>> START Records shown

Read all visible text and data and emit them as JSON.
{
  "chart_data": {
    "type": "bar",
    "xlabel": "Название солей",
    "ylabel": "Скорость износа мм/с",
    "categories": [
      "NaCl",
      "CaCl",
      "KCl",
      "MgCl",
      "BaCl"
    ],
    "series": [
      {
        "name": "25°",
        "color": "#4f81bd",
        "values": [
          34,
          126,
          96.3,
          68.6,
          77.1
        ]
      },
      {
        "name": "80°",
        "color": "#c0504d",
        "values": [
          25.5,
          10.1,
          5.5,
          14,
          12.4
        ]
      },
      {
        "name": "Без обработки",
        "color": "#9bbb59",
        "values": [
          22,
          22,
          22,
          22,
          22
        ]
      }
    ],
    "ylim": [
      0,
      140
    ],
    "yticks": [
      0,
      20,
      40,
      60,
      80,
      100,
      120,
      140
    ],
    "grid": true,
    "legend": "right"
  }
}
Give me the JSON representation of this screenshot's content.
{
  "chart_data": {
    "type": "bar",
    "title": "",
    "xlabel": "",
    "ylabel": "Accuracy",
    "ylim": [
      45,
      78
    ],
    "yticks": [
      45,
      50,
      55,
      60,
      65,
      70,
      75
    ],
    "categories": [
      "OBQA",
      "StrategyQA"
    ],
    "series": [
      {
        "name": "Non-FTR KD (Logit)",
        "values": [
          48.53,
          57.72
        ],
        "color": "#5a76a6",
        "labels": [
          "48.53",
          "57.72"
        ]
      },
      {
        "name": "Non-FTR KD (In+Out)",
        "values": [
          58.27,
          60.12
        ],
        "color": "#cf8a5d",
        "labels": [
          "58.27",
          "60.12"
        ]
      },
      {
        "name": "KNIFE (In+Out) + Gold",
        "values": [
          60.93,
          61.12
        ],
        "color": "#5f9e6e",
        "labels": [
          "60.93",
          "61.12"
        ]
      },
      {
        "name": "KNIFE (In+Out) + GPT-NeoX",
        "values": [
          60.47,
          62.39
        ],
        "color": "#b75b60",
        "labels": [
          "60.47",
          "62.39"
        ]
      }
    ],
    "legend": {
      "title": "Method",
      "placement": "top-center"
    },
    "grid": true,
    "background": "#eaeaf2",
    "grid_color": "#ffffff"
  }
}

>> END Records shown

Exercise instructions ▸
Where a line in the material contains "JSON", copy that line.

Solved problem ▸
Read all visible text and data and emit them as JSON.
Give me the JSON representation of this screenshot's content.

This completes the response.